Directions:
#1 Answer these questions from the passage on farm bailouts below.
(a) Among which growers are the agricultural bailouts heavily concentrated?
(b) What does the passage give as the cause of the pain in the farm sector?
(c) Who is quoted at the end, and in what role?
#2 Return the part of the passage on farm bailouts below from "Nor are the" up to and including "to international trade.", copied without any change.

Extracted text:
Nor are the agricultural bailouts evenly distributed within the farm sector. They’re heavily concentrated among Midwestern growers, including soybean farmers, leaving dairy farmers and others wanting. It’s proper to note that the pain in this sector isn’t a direct result of U.S. tariffs, which at least return some money to the Treasury: It’s the result of retaliatory tariffs from China and other trading partners, which destroys foreign demand for U.S. production. No one pockets any gains from these tariffs; they’re simply a deadweight loss to international trade.

As farmers are well aware, the bailouts won’t compensate them for the longer-term damage to their export prospects. Soybean farmers can’t count their losses simply in terms of lower annual exports while the tariffs are in effect; they’re fearful, rightly, that when former customers such as the Chinese turn to other countries for their supplies, they may never come back. “The noose is getting tightened a little bit more than it was before,” Michigan farm spokesman Jim Byrum said a couple of weeks ago.

Entries provided:
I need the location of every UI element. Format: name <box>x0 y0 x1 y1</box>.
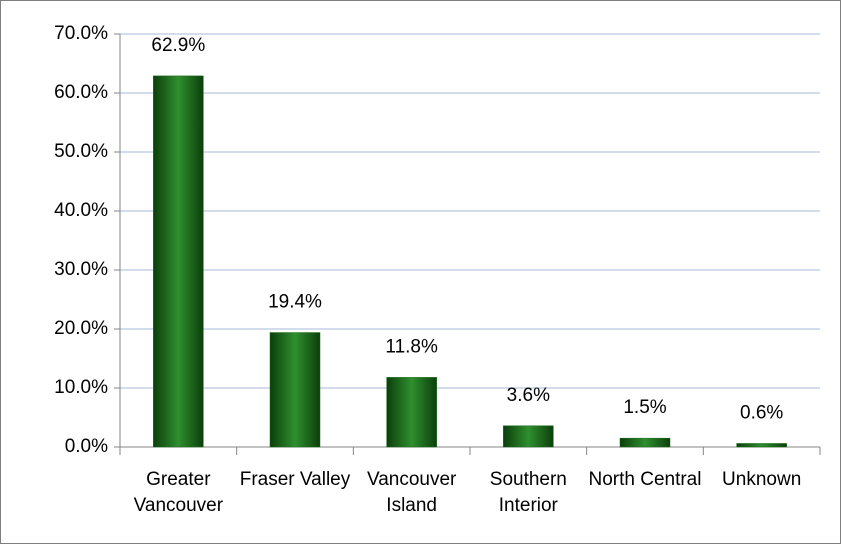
bar <box>619 437 671 448</box>
value-label: 3.6% <box>507 385 550 406</box>
bar <box>386 377 437 448</box>
y-tick-label: 10.0% <box>54 377 108 398</box>
y-tick-label: 20.0% <box>54 318 108 339</box>
value-label: 0.6% <box>740 402 783 423</box>
x-tick-label: Fraser Valley <box>239 469 351 490</box>
value-label: 62.9% <box>151 35 205 56</box>
y-tick-label: 50.0% <box>54 141 108 162</box>
y-tick-label: 0.0% <box>65 436 108 457</box>
value-label: 1.5% <box>623 397 666 418</box>
x-tick-label: Southern Interior <box>489 469 567 516</box>
y-tick-label: 60.0% <box>54 82 108 103</box>
bar <box>736 443 787 448</box>
value-label: 19.4% <box>268 292 322 313</box>
x-tick-label: North Central <box>588 469 702 490</box>
bar <box>503 425 554 448</box>
bar <box>269 332 321 448</box>
y-tick-label: 30.0% <box>54 259 108 280</box>
value-label: 11.8% <box>385 336 438 357</box>
x-tick-label: Vancouver Island <box>366 469 457 516</box>
x-tick-label: Greater Vancouver <box>133 469 224 516</box>
bar <box>153 75 204 448</box>
x-tick-label: Unknown <box>722 469 802 490</box>
y-tick-label: 70.0% <box>54 23 108 44</box>
y-tick-label: 40.0% <box>54 200 108 221</box>
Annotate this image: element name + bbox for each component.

Written responses:
#1
(a) Midwestern growers, including soybean farmers.
(b) Retaliatory tariffs from China and other trading partners, which destroy foreign demand for U.S. production.
(c) Jim Byrum, a Michigan farm spokesman.

#2
Nor are the agricultural bailouts evenly distributed within the farm sector. They’re heavily concentrated among Midwestern growers, including soybean farmers, leaving dairy farmers and others wanting. It’s proper to note that the pain in this sector isn’t a direct result of U.S. tariffs, which at least return some money to the Treasury: It’s the result of retaliatory tariffs from China and other trading partners, which destroys foreign demand for U.S. production. No one pockets any gains from these tariffs; they’re simply a deadweight loss to international trade.